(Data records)
-- Start --

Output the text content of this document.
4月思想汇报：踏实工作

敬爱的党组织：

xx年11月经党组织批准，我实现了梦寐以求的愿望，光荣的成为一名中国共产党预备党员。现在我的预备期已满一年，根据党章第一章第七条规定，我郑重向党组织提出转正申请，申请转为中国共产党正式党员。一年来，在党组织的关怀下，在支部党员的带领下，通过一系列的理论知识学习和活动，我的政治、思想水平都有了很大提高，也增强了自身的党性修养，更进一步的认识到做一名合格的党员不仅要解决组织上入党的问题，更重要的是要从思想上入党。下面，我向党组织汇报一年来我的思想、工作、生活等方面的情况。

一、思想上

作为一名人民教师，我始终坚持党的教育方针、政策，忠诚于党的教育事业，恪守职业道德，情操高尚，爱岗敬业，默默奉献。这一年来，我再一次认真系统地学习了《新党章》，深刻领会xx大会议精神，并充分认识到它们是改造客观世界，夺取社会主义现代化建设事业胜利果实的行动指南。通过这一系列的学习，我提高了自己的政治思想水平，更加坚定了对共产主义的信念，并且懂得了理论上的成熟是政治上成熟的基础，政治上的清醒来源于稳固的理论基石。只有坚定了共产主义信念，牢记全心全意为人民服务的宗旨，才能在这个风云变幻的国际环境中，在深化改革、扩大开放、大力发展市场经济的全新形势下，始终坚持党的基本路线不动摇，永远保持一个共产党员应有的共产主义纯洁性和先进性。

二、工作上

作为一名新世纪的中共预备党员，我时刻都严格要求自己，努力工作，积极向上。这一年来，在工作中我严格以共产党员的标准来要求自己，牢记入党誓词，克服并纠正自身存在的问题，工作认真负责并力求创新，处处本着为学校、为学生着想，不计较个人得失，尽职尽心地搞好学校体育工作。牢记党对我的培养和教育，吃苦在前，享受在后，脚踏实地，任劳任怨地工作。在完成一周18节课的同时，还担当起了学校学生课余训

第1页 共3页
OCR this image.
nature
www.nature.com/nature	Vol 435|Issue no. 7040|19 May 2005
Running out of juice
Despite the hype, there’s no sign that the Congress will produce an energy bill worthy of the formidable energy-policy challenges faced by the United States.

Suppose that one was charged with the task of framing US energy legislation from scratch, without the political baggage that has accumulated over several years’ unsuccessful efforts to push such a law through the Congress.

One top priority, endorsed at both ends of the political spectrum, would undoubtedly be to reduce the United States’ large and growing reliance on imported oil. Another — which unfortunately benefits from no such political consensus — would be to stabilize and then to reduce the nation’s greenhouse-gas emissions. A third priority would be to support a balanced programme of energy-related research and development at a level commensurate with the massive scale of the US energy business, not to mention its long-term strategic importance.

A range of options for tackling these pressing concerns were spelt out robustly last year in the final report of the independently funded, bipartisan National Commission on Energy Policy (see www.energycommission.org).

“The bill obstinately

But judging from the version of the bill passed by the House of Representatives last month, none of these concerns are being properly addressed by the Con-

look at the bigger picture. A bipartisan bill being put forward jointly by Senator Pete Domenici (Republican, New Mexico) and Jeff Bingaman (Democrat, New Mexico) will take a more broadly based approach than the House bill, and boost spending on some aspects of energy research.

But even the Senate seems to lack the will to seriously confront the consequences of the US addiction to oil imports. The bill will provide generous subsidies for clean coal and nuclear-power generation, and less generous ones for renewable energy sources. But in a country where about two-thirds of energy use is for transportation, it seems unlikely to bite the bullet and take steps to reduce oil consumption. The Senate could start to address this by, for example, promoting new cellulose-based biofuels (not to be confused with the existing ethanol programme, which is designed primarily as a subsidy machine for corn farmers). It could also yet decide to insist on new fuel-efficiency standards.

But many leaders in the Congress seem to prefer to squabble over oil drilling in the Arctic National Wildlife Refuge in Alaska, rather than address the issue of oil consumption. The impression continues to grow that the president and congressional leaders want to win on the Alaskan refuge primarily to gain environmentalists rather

-- End --

> [Work to complete]: Reproduce each entry exactly, leaving out nothing.

> [Answer to the exercise]:
Output the text content of this document.
4月思想汇报：踏实工作

敬爱的党组织：

xx年11月经党组织批准，我实现了梦寐以求的愿望，光荣的成为一名中国共产党预备党员。现在我的预备期已满一年，根据党章第一章第七条规定，我郑重向党组织提出转正申请，申请转为中国共产党正式党员。一年来，在党组织的关怀下，在支部党员的带领下，通过一系列的理论知识学习和活动，我的政治、思想水平都有了很大提高，也增强了自身的党性修养，更进一步的认识到做一名合格的党员不仅要解决组织上入党的问题，更重要的是要从思想上入党。下面，我向党组织汇报一年来我的思想、工作、生活等方面的情况。

一、思想上

作为一名人民教师，我始终坚持党的教育方针、政策，忠诚于党的教育事业，恪守职业道德，情操高尚，爱岗敬业，默默奉献。这一年来，我再一次认真系统地学习了《新党章》，深刻领会xx大会议精神，并充分认识到它们是改造客观世界，夺取社会主义现代化建设事业胜利果实的行动指南。通过这一系列的学习，我提高了自己的政治思想水平，更加坚定了对共产主义的信念，并且懂得了理论上的成熟是政治上成熟的基础，政治上的清醒来源于稳固的理论基石。只有坚定了共产主义信念，牢记全心全意为人民服务的宗旨，才能在这个风云变幻的国际环境中，在深化改革、扩大开放、大力发展市场经济的全新形势下，始终坚持党的基本路线不动摇，永远保持一个共产党员应有的共产主义纯洁性和先进性。

二、工作上

作为一名新世纪的中共预备党员，我时刻都严格要求自己，努力工作，积极向上。这一年来，在工作中我严格以共产党员的标准来要求自己，牢记入党誓词，克服并纠正自身存在的问题，工作认真负责并力求创新，处处本着为学校、为学生着想，不计较个人得失，尽职尽心地搞好学校体育工作。牢记党对我的培养和教育，吃苦在前，享受在后，脚踏实地，任劳任怨地工作。在完成一周18节课的同时，还担当起了学校学生课余训

第1页 共3页
OCR this image.
nature
www.nature.com/nature	Vol 435|Issue no. 7040|19 May 2005
Running out of juice
Despite the hype, there’s no sign that the Congress will produce an energy bill worthy of the formidable energy-policy challenges faced by the United States.

Suppose that one was charged with the task of framing US energy legislation from scratch, without the political baggage that has accumulated over several years’ unsuccessful efforts to push such a law through the Congress.

One top priority, endorsed at both ends of the political spectrum, would undoubtedly be to reduce the United States’ large and growing reliance on imported oil. Another — which unfortunately benefits from no such political consensus — would be to stabilize and then to reduce the nation’s greenhouse-gas emissions. A third priority would be to support a balanced programme of energy-related research and development at a level commensurate with the massive scale of the US energy business, not to mention its long-term strategic importance.

A range of options for tackling these pressing concerns were spelt out robustly last year in the final report of the independently funded, bipartisan National Commission on Energy Policy (see www.energycommission.org).

“The bill obstinately

But judging from the version of the bill passed by the House of Representatives last month, none of these concerns are being properly addressed by the Con-

look at the bigger picture. A bipartisan bill being put forward jointly by Senator Pete Domenici (Republican, New Mexico) and Jeff Bingaman (Democrat, New Mexico) will take a more broadly based approach than the House bill, and boost spending on some aspects of energy research.

But even the Senate seems to lack the will to seriously confront the consequences of the US addiction to oil imports. The bill will provide generous subsidies for clean coal and nuclear-power generation, and less generous ones for renewable energy sources. But in a country where about two-thirds of energy use is for transportation, it seems unlikely to bite the bullet and take steps to reduce oil consumption. The Senate could start to address this by, for example, promoting new cellulose-based biofuels (not to be confused with the existing ethanol programme, which is designed primarily as a subsidy machine for corn farmers). It could also yet decide to insist on new fuel-efficiency standards.

But many leaders in the Congress seem to prefer to squabble over oil drilling in the Arctic National Wildlife Refuge in Alaska, rather than address the issue of oil consumption. The impression continues to grow that the president and congressional leaders want to win on the Alaskan refuge primarily to gain environmentalists rather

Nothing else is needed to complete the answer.